◆ Required task ◆
Review the listing and copy each line that holds the word "position".

-------------------------

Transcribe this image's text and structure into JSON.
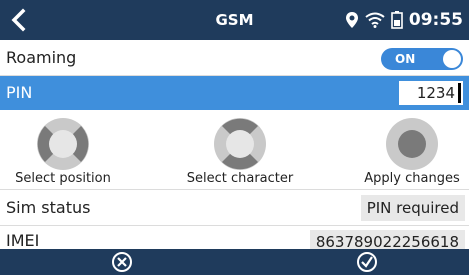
{
  "header": {
    "title": "GSM",
    "time": "09:55",
    "icons": [
      "back-icon",
      "location-icon",
      "wifi-icon",
      "battery-icon"
    ]
  },
  "roaming": {
    "label": "Roaming",
    "toggle_text": "ON",
    "enabled": true
  },
  "pin": {
    "label": "PIN",
    "value": "1234"
  },
  "help": [
    {
      "label": "Select position",
      "icon": "select-position-icon"
    },
    {
      "label": "Select character",
      "icon": "select-character-icon"
    },
    {
      "label": "Apply changes",
      "icon": "apply-changes-icon"
    }
  ],
  "sim_status": {
    "label": "Sim status",
    "value": "PIN required"
  },
  "imei": {
    "label": "IMEI",
    "value": "863789022256618"
  },
  "footer": {
    "icons": [
      "cancel-icon",
      "confirm-icon"
    ]
  },
  "colors": {
    "header_bg": "#1f3b5c",
    "selected_row": "#3f8fdc",
    "toggle_on": "#3a87d8",
    "value_bg": "#e8e8e8"
  }
}
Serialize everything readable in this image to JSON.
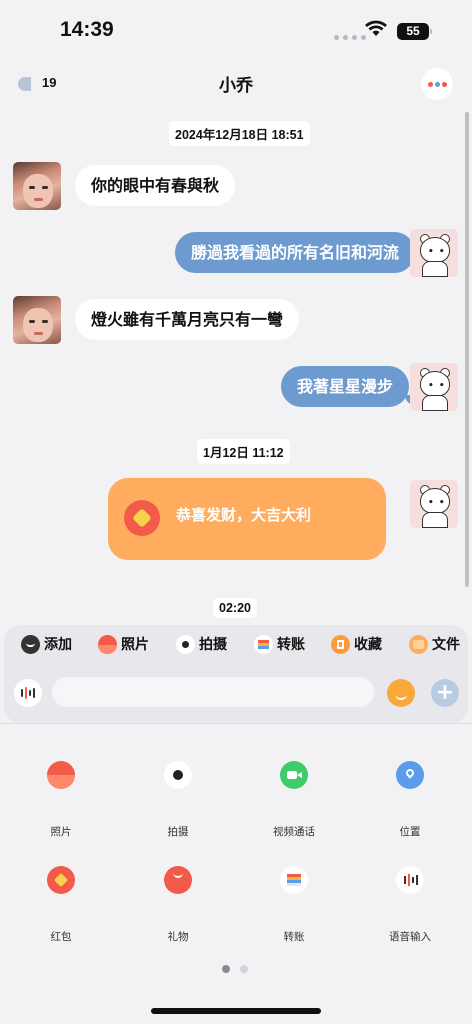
{
  "status_bar": {
    "time": "14:39",
    "battery": "55"
  },
  "header": {
    "back_count": "19",
    "title": "小乔"
  },
  "messages": [
    {
      "type": "timestamp",
      "text": "2024年12月18日 18:51"
    },
    {
      "type": "incoming",
      "text": "你的眼中有春與秋"
    },
    {
      "type": "outgoing",
      "text": "勝過我看過的所有名旧和河流"
    },
    {
      "type": "incoming",
      "text": "燈火雖有千萬月亮只有一彎"
    },
    {
      "type": "outgoing",
      "text": "我著星星漫步"
    },
    {
      "type": "timestamp",
      "text": "1月12日 11:12"
    },
    {
      "type": "red_packet",
      "text": "恭喜发财，大吉大利"
    },
    {
      "type": "timestamp",
      "text": "02:20"
    }
  ],
  "quick_actions": [
    {
      "label": "添加",
      "icon": "add-icon",
      "color": "#333333"
    },
    {
      "label": "照片",
      "icon": "photo-icon",
      "color": "#f25a4a"
    },
    {
      "label": "拍摄",
      "icon": "camera-icon",
      "color": "#ffffff"
    },
    {
      "label": "转账",
      "icon": "transfer-icon",
      "color": "#ffffff"
    },
    {
      "label": "收藏",
      "icon": "favorite-icon",
      "color": "#ff9a3c"
    },
    {
      "label": "文件",
      "icon": "file-icon",
      "color": "#ffac5e"
    }
  ],
  "input": {
    "placeholder": ""
  },
  "more_panel": [
    {
      "label": "照片",
      "icon": "photo-icon",
      "color": "#f25a4a"
    },
    {
      "label": "拍摄",
      "icon": "camera-icon",
      "color": "#ffffff"
    },
    {
      "label": "视频通话",
      "icon": "video-call-icon",
      "color": "#3ecb6a"
    },
    {
      "label": "位置",
      "icon": "location-icon",
      "color": "#5a9bea"
    },
    {
      "label": "红包",
      "icon": "red-packet-icon",
      "color": "#f25a4a"
    },
    {
      "label": "礼物",
      "icon": "gift-icon",
      "color": "#f25a4a"
    },
    {
      "label": "转账",
      "icon": "transfer-icon",
      "color": "#ffffff"
    },
    {
      "label": "语音输入",
      "icon": "voice-input-icon",
      "color": "#ffffff"
    }
  ],
  "colors": {
    "outgoing_bubble": "#6d9bd0",
    "red_packet": "#ffac5e",
    "background": "#f2f2f4"
  }
}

-------------------------

◆ Written answer ◆
      "label": "Select position",
      "icon": "select-position-icon"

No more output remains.